--- BEGIN Supplied records ---

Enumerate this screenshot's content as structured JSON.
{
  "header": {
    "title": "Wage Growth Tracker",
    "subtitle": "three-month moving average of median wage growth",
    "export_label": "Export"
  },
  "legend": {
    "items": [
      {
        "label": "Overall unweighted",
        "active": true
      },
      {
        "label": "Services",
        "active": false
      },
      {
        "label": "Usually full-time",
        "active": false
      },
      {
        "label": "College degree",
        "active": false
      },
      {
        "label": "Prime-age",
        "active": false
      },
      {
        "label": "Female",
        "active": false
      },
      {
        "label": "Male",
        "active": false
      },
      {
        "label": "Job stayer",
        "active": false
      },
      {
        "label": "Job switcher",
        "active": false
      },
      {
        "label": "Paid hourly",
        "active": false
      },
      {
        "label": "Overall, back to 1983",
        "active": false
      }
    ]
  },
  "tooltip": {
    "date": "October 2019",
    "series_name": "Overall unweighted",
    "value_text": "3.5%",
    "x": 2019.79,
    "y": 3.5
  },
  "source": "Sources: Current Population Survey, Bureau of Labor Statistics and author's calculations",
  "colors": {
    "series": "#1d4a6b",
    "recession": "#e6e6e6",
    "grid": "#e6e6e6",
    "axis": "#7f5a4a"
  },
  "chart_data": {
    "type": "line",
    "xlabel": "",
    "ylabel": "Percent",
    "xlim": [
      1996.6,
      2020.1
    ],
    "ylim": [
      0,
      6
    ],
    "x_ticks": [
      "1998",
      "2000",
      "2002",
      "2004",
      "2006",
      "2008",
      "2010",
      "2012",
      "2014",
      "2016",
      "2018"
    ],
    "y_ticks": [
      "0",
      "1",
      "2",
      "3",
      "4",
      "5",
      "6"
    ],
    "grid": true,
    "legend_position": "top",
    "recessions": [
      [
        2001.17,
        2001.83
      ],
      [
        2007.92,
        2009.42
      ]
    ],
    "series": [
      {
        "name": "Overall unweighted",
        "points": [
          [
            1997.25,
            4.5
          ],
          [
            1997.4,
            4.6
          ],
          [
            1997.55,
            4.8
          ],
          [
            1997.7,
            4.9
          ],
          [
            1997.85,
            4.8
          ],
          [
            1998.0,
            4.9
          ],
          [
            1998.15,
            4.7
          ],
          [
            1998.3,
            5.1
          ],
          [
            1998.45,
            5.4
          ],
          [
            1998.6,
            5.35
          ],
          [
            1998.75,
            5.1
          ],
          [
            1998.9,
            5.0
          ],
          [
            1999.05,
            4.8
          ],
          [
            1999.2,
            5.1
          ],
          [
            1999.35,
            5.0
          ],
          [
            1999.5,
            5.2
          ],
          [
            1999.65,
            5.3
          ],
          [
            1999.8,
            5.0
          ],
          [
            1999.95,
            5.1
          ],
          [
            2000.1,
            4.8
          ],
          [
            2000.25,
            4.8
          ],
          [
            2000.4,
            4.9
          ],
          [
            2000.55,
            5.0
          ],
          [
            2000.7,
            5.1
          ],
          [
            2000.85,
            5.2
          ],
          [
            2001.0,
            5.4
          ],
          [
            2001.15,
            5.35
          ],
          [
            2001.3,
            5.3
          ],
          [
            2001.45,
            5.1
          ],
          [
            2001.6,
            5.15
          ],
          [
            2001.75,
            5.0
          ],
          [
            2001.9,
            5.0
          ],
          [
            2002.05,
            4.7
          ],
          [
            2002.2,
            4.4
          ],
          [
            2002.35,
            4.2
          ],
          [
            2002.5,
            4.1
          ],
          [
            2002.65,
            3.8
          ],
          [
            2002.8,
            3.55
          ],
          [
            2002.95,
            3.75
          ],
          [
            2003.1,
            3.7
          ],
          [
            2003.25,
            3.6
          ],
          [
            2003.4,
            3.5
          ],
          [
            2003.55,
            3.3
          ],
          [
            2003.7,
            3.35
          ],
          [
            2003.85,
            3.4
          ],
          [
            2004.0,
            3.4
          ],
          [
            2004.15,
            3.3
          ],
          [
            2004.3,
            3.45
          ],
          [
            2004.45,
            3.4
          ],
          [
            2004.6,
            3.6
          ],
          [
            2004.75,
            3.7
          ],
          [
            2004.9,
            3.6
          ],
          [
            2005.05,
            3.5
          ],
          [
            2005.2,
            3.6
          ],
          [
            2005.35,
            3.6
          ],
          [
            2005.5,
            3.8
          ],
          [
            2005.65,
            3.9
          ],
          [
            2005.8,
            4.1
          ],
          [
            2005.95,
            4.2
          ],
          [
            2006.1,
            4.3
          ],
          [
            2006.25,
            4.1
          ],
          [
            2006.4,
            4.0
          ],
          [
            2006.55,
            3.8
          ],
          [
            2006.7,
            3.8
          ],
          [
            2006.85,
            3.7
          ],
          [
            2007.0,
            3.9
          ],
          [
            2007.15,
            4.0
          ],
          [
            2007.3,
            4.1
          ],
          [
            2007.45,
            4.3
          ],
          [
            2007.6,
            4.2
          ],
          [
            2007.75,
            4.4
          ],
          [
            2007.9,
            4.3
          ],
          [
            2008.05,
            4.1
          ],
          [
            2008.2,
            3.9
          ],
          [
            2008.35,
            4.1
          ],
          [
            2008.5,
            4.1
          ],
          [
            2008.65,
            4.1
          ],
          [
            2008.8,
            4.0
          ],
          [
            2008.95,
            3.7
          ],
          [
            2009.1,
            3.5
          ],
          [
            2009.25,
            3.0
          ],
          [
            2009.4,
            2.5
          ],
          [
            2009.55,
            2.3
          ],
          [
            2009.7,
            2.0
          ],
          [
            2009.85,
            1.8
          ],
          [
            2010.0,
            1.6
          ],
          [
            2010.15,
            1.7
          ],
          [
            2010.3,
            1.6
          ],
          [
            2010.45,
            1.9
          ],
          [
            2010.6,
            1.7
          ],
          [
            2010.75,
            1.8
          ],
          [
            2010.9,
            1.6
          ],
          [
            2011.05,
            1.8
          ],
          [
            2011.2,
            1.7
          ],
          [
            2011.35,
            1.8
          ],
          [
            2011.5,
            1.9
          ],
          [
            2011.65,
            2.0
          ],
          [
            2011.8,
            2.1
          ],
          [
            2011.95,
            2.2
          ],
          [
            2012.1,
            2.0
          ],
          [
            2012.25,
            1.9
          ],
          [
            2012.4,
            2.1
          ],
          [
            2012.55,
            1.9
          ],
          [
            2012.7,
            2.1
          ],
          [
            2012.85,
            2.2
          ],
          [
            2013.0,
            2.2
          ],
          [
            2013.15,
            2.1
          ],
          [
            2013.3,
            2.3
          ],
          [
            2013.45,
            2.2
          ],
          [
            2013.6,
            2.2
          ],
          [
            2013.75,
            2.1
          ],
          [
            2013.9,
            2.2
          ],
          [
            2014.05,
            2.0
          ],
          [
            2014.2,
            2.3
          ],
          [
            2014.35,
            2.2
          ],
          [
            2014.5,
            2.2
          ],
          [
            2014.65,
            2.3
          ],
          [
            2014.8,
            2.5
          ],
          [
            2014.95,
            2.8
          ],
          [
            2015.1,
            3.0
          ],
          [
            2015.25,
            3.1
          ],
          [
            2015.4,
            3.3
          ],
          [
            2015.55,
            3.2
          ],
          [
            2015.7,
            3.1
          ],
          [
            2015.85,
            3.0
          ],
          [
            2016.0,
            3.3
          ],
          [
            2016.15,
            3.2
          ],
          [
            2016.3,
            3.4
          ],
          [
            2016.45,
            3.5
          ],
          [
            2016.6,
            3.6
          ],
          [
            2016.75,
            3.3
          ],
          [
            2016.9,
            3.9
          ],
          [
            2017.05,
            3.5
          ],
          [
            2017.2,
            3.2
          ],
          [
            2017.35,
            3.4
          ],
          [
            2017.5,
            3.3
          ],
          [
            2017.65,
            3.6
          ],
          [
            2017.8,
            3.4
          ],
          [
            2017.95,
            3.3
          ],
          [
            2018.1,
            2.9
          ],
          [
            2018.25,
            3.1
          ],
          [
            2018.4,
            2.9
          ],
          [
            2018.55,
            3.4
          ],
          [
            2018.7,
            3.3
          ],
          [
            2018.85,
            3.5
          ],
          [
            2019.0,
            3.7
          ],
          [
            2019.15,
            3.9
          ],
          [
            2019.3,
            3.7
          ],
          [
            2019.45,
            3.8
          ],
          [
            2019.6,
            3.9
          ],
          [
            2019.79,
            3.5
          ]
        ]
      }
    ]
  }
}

--- END Supplied records ---

State the count of lines holding the string "unweighted" in the listing above, and nothing else.

3